Rewrite the lines from the one containing "for 86 of the" to the one containing "scroll-thumb[interactable] — [816, 393, 833, 411]", replacing "interactable" with "clickable" and changing nothing else. Leave the pictures out of your answer.

Data excerpts:
┄┄┄┄┄┄
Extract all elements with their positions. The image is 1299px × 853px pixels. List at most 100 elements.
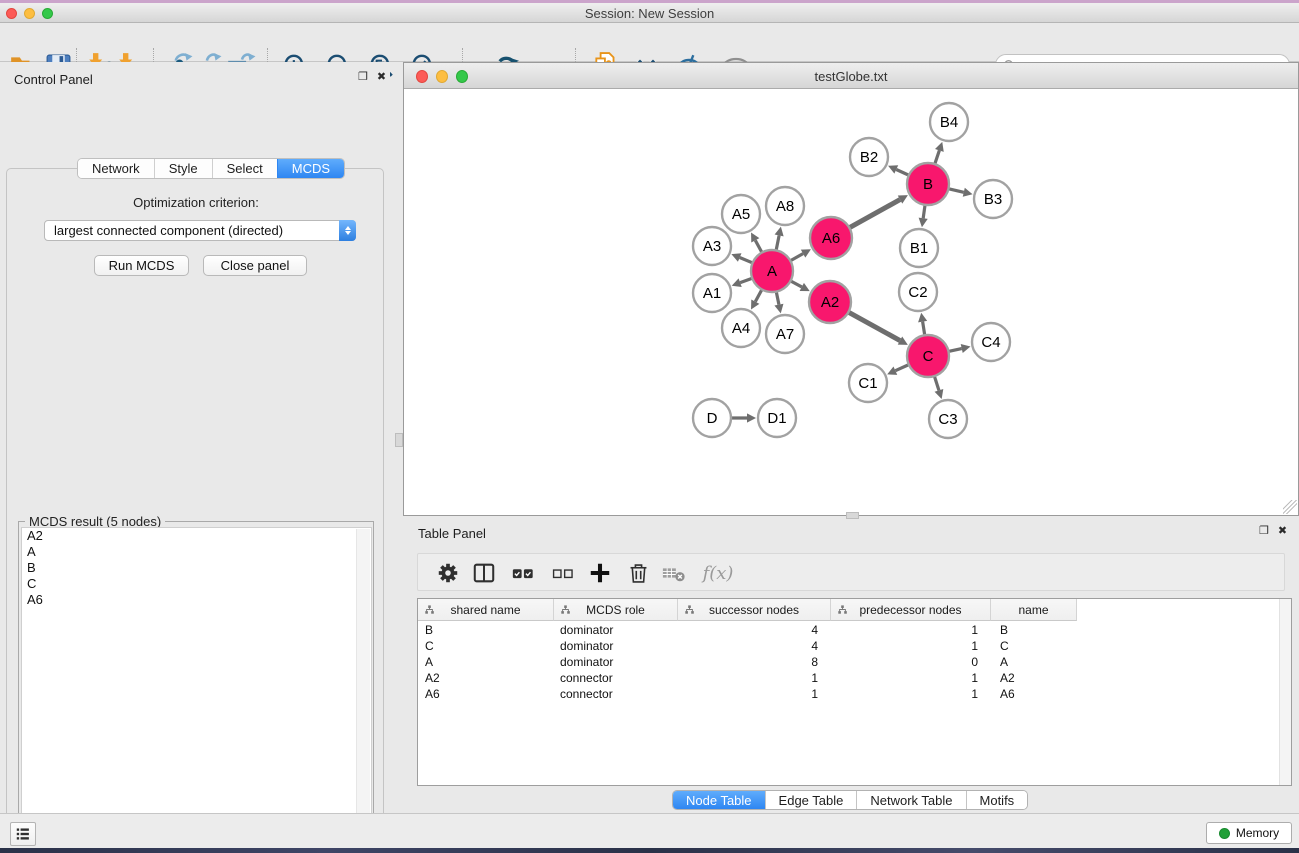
┄┄┄┄┄┄
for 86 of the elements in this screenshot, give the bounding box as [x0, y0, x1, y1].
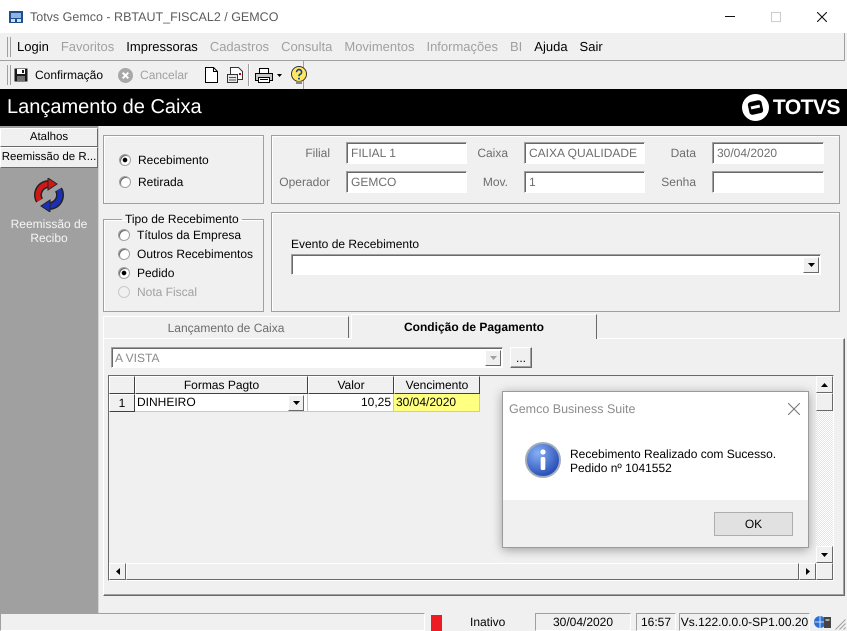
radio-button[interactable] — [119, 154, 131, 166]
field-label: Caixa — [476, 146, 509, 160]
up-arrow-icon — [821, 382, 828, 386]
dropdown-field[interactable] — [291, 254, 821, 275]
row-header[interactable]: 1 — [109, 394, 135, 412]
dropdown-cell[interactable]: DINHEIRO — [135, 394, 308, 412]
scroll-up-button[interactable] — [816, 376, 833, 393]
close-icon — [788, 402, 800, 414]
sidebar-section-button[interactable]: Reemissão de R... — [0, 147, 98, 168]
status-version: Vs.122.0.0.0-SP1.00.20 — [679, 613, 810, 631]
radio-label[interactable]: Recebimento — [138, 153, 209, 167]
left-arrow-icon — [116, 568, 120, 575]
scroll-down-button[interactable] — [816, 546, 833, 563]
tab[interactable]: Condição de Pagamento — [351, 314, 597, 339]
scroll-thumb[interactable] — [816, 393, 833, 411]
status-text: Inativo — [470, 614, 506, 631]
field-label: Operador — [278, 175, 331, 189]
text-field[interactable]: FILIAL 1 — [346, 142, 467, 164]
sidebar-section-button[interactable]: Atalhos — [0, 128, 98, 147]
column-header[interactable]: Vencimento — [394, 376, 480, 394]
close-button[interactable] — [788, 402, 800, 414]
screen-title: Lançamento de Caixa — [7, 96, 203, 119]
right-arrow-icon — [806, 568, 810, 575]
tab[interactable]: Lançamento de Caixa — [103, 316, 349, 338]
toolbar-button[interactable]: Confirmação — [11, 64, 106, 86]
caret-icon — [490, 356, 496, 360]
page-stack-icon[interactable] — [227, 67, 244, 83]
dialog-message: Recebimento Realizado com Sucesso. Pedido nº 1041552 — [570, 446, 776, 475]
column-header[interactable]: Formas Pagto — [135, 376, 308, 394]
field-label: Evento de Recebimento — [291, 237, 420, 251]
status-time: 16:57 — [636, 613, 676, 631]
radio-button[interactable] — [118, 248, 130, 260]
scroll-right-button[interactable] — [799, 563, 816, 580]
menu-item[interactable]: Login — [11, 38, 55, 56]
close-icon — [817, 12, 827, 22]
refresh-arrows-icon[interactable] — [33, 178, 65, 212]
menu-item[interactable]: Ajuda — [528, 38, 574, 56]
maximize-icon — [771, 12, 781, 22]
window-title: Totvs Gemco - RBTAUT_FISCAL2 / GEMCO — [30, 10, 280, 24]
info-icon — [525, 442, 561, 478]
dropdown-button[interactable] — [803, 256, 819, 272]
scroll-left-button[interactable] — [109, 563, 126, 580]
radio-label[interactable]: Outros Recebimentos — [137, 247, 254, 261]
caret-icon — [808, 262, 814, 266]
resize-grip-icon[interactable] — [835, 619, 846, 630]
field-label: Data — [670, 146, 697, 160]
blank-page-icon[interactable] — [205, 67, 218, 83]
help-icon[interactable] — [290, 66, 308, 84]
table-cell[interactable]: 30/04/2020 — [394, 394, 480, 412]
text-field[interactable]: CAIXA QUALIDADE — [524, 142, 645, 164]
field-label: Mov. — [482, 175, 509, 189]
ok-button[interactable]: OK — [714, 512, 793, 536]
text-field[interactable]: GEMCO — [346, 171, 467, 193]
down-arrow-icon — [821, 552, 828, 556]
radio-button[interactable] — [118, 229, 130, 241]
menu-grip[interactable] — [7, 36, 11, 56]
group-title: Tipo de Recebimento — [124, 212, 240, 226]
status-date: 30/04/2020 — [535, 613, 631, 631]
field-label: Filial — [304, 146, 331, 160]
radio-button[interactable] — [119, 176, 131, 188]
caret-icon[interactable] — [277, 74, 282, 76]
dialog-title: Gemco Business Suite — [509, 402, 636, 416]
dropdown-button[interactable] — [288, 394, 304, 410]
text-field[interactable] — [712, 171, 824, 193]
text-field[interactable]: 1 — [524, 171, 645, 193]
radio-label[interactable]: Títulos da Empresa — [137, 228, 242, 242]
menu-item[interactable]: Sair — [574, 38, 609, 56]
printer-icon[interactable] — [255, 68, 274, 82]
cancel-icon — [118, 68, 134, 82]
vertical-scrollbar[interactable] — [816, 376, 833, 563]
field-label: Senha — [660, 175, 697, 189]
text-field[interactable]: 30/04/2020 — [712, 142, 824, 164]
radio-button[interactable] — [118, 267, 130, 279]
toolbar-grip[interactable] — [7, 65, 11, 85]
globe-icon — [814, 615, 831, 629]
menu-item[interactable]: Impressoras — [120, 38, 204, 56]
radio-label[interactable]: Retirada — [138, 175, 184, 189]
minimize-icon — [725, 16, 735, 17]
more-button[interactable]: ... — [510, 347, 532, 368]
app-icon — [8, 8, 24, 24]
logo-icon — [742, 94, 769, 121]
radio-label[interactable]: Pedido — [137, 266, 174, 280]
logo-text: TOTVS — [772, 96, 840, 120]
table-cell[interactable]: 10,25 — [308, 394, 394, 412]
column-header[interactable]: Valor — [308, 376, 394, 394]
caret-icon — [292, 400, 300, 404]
┄┄┄┄┄┄
Solution for this task:
for 86 of the elements in this screenshot, give the bounding box as [x0, y0, x1, y1].
radio-button[clickable] — [119, 154, 131, 166]
field-label: Caixa — [476, 146, 509, 160]
up-arrow-icon — [821, 382, 828, 386]
dropdown-field[clickable] — [291, 254, 821, 275]
row-header[clickable]: 1 — [109, 394, 135, 412]
dropdown-cell[clickable]: DINHEIRO — [135, 394, 308, 412]
scroll-up-button[clickable] — [816, 376, 833, 393]
close-icon — [788, 402, 800, 414]
sidebar-section-button[clickable]: Reemissão de R... — [0, 147, 98, 168]
status-version: Vs.122.0.0.0-SP1.00.20 — [679, 613, 810, 631]
radio-label[clickable]: Recebimento — [138, 153, 209, 167]
left-arrow-icon — [116, 568, 120, 575]
scroll-down-button[clickable] — [816, 546, 833, 563]
tab[clickable]: Condição de Pagamento — [351, 314, 597, 339]
scroll-thumb[clickable] — [816, 393, 833, 411]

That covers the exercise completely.